═══ THE DATA ═══

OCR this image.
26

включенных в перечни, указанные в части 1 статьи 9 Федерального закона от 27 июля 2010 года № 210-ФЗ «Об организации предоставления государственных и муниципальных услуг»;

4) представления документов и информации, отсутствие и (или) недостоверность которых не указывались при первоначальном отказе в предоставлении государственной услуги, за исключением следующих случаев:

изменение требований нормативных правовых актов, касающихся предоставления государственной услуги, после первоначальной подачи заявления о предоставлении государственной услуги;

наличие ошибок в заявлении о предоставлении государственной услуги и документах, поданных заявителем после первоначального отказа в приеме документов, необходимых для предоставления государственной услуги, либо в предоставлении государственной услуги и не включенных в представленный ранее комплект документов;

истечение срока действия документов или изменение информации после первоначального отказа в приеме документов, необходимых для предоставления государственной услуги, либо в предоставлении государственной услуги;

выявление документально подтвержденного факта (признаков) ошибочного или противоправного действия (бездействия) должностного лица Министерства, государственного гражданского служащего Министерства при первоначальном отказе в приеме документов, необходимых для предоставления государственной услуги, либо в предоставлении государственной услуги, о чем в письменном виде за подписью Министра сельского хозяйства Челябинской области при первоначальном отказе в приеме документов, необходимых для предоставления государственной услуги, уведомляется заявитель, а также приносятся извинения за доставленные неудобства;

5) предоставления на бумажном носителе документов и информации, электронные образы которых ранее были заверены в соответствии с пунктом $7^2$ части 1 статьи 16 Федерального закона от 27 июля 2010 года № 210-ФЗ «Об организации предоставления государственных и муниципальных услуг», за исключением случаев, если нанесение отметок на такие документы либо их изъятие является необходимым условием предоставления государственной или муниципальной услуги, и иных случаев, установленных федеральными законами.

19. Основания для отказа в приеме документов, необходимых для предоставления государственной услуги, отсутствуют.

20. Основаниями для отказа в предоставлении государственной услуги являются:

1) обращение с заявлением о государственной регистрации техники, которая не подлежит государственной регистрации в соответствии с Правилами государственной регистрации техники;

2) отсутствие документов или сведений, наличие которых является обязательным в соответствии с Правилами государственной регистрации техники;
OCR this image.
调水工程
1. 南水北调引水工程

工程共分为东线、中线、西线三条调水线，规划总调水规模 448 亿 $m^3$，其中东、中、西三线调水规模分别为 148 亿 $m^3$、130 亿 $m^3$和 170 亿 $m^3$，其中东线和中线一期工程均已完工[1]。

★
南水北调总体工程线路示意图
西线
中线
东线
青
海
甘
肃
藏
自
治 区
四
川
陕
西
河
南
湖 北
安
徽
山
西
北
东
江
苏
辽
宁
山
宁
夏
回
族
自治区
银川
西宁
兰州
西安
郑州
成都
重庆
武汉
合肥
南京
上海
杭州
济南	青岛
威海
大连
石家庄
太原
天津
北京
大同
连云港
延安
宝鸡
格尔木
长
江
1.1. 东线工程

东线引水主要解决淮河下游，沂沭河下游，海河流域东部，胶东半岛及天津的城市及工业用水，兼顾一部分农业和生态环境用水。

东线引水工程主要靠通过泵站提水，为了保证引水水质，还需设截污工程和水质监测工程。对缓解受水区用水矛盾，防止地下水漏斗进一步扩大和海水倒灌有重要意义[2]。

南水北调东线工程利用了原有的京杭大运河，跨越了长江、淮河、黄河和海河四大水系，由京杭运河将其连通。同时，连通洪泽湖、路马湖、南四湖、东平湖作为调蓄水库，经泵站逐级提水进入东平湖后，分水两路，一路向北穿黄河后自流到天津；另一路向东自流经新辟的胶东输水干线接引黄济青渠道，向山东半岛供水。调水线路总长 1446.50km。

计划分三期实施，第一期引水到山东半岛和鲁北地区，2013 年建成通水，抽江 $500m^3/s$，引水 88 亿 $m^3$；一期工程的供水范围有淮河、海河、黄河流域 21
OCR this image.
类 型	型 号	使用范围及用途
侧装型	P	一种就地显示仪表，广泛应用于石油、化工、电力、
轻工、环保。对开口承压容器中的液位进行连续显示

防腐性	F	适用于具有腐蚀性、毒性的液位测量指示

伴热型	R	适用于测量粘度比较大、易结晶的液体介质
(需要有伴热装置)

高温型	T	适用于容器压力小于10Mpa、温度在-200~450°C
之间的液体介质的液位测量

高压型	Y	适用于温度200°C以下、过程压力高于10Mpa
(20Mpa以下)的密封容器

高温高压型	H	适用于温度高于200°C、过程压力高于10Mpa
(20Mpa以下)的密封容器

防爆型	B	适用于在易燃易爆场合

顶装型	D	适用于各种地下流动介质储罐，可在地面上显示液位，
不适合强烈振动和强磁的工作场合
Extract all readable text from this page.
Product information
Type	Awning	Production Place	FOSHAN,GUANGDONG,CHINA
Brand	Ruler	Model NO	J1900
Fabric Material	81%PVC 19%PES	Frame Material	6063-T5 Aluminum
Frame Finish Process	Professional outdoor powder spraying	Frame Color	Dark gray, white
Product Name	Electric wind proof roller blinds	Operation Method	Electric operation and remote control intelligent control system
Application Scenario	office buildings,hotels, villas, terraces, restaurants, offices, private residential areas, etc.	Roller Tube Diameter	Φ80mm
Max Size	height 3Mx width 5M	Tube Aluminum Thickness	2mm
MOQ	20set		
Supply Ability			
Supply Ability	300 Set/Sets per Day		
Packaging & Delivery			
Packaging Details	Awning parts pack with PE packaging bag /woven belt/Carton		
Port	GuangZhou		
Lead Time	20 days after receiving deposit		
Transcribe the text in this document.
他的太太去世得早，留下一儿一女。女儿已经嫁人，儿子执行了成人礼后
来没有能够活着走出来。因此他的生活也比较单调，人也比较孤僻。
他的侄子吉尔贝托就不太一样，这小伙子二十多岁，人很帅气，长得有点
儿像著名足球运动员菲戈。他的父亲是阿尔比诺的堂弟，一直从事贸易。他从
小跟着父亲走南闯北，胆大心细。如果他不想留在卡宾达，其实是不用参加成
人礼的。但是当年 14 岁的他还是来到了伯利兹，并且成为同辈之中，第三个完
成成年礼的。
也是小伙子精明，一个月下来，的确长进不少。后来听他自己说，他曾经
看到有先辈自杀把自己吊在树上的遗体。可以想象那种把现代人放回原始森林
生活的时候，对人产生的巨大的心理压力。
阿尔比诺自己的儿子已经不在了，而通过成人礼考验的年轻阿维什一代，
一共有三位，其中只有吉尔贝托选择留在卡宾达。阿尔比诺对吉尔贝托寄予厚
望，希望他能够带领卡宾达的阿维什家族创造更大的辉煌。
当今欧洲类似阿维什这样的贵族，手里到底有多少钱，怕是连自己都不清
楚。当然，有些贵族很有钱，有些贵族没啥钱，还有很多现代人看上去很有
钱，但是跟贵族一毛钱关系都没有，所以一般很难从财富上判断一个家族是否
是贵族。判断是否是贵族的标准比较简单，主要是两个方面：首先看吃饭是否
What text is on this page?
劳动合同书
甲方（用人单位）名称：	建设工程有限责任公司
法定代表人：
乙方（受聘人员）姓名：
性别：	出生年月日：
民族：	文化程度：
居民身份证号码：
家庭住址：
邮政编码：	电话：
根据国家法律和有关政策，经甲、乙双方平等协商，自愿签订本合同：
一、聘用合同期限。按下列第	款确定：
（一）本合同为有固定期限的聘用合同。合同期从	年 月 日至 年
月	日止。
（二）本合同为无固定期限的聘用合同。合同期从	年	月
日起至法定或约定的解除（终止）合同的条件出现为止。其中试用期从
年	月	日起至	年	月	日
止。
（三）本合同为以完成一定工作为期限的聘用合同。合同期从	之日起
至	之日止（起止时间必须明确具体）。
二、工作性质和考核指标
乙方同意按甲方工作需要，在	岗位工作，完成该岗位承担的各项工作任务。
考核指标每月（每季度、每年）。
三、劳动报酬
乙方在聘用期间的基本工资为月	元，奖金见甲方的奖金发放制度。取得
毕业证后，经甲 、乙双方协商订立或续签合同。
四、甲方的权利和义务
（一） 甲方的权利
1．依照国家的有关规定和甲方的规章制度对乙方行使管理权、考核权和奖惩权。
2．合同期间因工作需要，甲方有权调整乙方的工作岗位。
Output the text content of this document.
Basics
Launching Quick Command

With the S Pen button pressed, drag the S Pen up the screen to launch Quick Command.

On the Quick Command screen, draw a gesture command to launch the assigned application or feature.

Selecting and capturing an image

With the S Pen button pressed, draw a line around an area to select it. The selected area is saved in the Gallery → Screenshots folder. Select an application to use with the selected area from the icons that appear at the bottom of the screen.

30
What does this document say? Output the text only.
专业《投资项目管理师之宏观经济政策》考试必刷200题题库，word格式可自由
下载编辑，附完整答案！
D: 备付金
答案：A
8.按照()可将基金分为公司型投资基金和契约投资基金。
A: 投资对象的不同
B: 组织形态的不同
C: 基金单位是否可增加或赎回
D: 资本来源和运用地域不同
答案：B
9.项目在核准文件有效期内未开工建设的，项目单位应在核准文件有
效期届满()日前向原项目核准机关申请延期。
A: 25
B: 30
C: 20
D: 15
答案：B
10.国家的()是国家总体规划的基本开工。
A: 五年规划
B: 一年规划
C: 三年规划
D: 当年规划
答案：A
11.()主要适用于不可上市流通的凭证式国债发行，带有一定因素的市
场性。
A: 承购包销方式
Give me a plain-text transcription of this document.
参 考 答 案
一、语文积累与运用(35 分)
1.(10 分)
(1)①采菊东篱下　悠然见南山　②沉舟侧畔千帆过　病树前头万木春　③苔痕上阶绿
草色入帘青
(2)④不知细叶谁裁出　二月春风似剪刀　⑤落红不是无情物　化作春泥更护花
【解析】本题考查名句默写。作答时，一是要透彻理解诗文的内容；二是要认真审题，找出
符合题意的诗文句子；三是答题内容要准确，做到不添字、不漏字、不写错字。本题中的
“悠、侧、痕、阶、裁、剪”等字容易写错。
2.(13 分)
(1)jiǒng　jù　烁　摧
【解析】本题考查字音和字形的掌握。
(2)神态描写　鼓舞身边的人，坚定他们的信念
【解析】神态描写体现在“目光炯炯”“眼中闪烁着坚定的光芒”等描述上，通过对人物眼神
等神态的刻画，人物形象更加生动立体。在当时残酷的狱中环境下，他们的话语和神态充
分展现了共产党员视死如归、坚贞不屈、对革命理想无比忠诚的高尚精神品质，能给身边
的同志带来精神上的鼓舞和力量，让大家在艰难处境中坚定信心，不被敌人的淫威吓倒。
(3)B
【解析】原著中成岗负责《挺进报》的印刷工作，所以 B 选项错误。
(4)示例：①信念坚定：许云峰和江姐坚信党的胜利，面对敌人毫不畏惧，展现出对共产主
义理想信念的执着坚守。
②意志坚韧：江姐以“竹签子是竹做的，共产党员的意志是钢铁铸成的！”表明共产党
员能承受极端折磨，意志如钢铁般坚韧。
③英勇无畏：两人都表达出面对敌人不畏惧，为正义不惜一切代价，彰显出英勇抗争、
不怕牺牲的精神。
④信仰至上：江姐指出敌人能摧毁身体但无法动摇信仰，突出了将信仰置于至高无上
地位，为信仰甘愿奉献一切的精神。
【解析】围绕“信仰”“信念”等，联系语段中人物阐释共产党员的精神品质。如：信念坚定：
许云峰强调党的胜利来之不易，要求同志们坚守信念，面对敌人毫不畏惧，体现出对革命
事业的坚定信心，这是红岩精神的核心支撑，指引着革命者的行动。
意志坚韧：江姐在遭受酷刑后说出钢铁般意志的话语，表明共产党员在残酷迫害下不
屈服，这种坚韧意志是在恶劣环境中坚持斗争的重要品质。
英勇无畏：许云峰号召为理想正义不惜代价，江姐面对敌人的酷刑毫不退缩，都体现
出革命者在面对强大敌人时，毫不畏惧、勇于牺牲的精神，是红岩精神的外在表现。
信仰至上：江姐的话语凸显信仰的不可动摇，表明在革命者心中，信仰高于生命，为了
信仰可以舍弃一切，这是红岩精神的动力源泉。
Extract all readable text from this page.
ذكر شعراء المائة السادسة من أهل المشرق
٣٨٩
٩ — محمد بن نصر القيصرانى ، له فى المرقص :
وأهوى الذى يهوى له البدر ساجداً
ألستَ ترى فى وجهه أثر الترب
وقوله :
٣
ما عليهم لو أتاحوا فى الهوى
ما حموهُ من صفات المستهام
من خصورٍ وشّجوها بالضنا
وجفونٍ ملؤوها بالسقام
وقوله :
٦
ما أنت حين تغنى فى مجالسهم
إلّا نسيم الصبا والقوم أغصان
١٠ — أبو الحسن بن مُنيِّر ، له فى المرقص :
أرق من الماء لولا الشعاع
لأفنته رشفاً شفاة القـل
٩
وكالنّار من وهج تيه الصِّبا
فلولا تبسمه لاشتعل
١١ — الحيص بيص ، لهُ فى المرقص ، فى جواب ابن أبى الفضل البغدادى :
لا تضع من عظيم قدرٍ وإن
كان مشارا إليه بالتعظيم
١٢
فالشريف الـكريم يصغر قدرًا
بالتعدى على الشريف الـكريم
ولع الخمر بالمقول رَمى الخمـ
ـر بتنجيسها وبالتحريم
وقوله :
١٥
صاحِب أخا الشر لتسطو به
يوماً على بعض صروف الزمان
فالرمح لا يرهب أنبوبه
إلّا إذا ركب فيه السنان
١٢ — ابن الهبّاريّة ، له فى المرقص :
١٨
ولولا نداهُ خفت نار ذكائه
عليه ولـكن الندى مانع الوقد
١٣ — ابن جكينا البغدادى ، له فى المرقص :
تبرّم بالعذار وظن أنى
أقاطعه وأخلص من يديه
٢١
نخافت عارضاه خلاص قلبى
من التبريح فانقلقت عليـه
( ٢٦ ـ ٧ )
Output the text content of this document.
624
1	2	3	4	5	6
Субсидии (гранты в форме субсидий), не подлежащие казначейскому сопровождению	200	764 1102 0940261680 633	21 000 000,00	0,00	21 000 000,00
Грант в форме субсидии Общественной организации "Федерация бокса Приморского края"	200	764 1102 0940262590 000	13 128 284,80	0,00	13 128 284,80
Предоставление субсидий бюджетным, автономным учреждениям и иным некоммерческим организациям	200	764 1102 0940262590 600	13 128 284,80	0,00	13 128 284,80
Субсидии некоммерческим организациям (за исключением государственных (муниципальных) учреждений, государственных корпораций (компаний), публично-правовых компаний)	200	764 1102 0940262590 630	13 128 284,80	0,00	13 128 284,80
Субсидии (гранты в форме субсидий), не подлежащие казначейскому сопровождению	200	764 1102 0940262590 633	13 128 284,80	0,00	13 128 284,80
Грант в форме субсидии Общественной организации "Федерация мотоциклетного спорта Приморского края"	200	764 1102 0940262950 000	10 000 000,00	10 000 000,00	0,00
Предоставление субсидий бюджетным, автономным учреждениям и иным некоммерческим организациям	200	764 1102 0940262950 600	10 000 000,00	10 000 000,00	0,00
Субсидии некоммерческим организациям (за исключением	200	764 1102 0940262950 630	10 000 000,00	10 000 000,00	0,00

═══

### AIM
Give the count of lines in the data above that hold the string "статьи", with no additional words.

### ANSWER TO THIS TASK
2